> **DATA SECTION**
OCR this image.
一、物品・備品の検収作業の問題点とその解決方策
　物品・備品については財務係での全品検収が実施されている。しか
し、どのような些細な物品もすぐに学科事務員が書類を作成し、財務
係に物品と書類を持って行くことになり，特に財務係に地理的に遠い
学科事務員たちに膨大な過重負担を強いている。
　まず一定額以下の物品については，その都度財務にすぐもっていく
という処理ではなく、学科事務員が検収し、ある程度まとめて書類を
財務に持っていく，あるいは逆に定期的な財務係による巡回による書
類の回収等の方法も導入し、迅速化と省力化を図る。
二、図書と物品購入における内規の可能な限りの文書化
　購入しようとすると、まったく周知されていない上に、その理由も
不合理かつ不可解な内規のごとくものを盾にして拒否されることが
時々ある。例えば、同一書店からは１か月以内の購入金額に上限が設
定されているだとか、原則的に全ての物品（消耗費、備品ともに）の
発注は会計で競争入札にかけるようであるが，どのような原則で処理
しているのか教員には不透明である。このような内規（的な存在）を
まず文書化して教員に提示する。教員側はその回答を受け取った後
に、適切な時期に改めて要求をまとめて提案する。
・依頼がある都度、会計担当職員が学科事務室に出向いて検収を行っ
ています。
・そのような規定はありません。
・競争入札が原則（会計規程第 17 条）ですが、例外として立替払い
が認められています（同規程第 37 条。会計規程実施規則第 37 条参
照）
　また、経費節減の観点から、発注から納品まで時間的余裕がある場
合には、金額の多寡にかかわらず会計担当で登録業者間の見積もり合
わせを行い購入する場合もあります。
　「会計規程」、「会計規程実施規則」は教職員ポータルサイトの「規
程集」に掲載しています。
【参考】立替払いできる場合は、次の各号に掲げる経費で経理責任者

> **EXERCISE GOAL**
All of the lines above need to be given again exactly.

> **SOLUTION TO THE PROBLEM**
OCR this image.
一、物品・備品の検収作業の問題点とその解決方策
　物品・備品については財務係での全品検収が実施されている。しか
し、どのような些細な物品もすぐに学科事務員が書類を作成し、財務
係に物品と書類を持って行くことになり，特に財務係に地理的に遠い
学科事務員たちに膨大な過重負担を強いている。
　まず一定額以下の物品については，その都度財務にすぐもっていく
という処理ではなく、学科事務員が検収し、ある程度まとめて書類を
財務に持っていく，あるいは逆に定期的な財務係による巡回による書
類の回収等の方法も導入し、迅速化と省力化を図る。
二、図書と物品購入における内規の可能な限りの文書化
　購入しようとすると、まったく周知されていない上に、その理由も
不合理かつ不可解な内規のごとくものを盾にして拒否されることが
時々ある。例えば、同一書店からは１か月以内の購入金額に上限が設
定されているだとか、原則的に全ての物品（消耗費、備品ともに）の
発注は会計で競争入札にかけるようであるが，どのような原則で処理
しているのか教員には不透明である。このような内規（的な存在）を
まず文書化して教員に提示する。教員側はその回答を受け取った後
に、適切な時期に改めて要求をまとめて提案する。
・依頼がある都度、会計担当職員が学科事務室に出向いて検収を行っ
ています。
・そのような規定はありません。
・競争入札が原則（会計規程第 17 条）ですが、例外として立替払い
が認められています（同規程第 37 条。会計規程実施規則第 37 条参
照）
　また、経費節減の観点から、発注から納品まで時間的余裕がある場
合には、金額の多寡にかかわらず会計担当で登録業者間の見積もり合
わせを行い購入する場合もあります。
　「会計規程」、「会計規程実施規則」は教職員ポータルサイトの「規
程集」に掲載しています。
【参考】立替払いできる場合は、次の各号に掲げる経費で経理責任者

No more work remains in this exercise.